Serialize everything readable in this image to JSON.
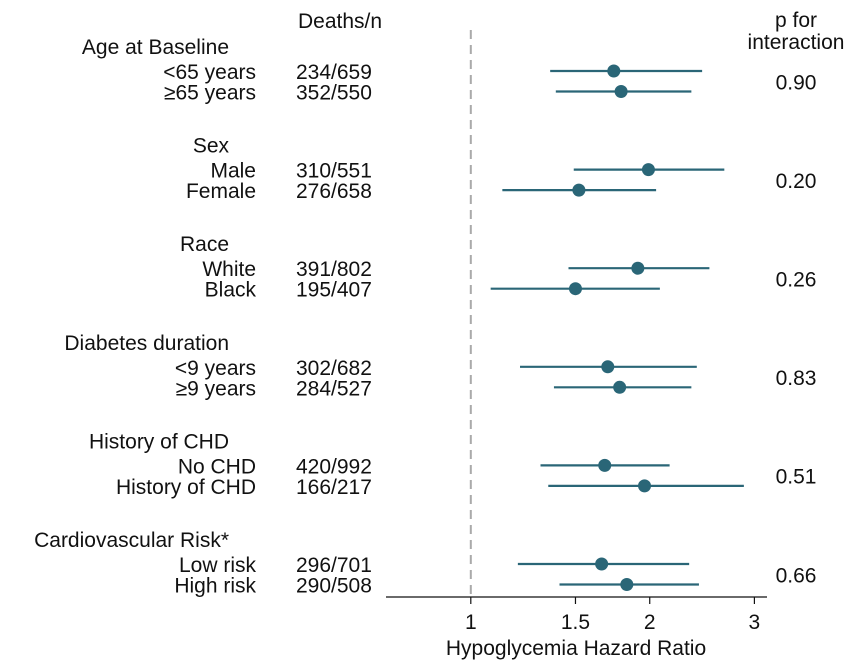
{
  "chart_data": {
    "type": "forest",
    "xlabel": "Hypoglycemia Hazard Ratio",
    "x_scale": "log",
    "xlim": [
      0.72,
      3.15
    ],
    "xticks": [
      1,
      1.5,
      2,
      3
    ],
    "xtick_labels": [
      "1",
      "1.5",
      "2",
      "3"
    ],
    "reference_line": 1,
    "deaths_header": "Deaths/n",
    "p_header": [
      "p for",
      "interaction"
    ],
    "colors": {
      "marker": "#2a6677",
      "reference": "#aaaaaa"
    },
    "groups": [
      {
        "title": "Age at Baseline",
        "p": "0.90",
        "rows": [
          {
            "label": "<65 years",
            "deaths": "234/659",
            "hr": 1.74,
            "lo": 1.36,
            "hi": 2.45
          },
          {
            "label": "≥65 years",
            "deaths": "352/550",
            "hr": 1.79,
            "lo": 1.39,
            "hi": 2.35
          }
        ]
      },
      {
        "title": "Sex",
        "p": "0.20",
        "rows": [
          {
            "label": "Male",
            "deaths": "310/551",
            "hr": 1.99,
            "lo": 1.49,
            "hi": 2.67
          },
          {
            "label": "Female",
            "deaths": "276/658",
            "hr": 1.52,
            "lo": 1.13,
            "hi": 2.05
          }
        ]
      },
      {
        "title": "Race",
        "p": "0.26",
        "rows": [
          {
            "label": "White",
            "deaths": "391/802",
            "hr": 1.91,
            "lo": 1.46,
            "hi": 2.52
          },
          {
            "label": "Black",
            "deaths": "195/407",
            "hr": 1.5,
            "lo": 1.08,
            "hi": 2.08
          }
        ]
      },
      {
        "title": "Diabetes duration",
        "p": "0.83",
        "rows": [
          {
            "label": "<9 years",
            "deaths": "302/682",
            "hr": 1.7,
            "lo": 1.21,
            "hi": 2.4
          },
          {
            "label": "≥9 years",
            "deaths": "284/527",
            "hr": 1.78,
            "lo": 1.38,
            "hi": 2.35
          }
        ]
      },
      {
        "title": "History of CHD",
        "p": "0.51",
        "rows": [
          {
            "label": "No CHD",
            "deaths": "420/992",
            "hr": 1.68,
            "lo": 1.31,
            "hi": 2.16
          },
          {
            "label": "History of CHD",
            "deaths": "166/217",
            "hr": 1.96,
            "lo": 1.35,
            "hi": 2.88
          }
        ]
      },
      {
        "title": "Cardiovascular Risk*",
        "p": "0.66",
        "rows": [
          {
            "label": "Low risk",
            "deaths": "296/701",
            "hr": 1.66,
            "lo": 1.2,
            "hi": 2.33
          },
          {
            "label": "High risk",
            "deaths": "290/508",
            "hr": 1.83,
            "lo": 1.41,
            "hi": 2.42
          }
        ]
      }
    ]
  }
}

====================

DIRECTIONS FOR THIS TASK - Across the entries, how many lines contain "years"? Reply with the number only.

THE RESPONSE - 4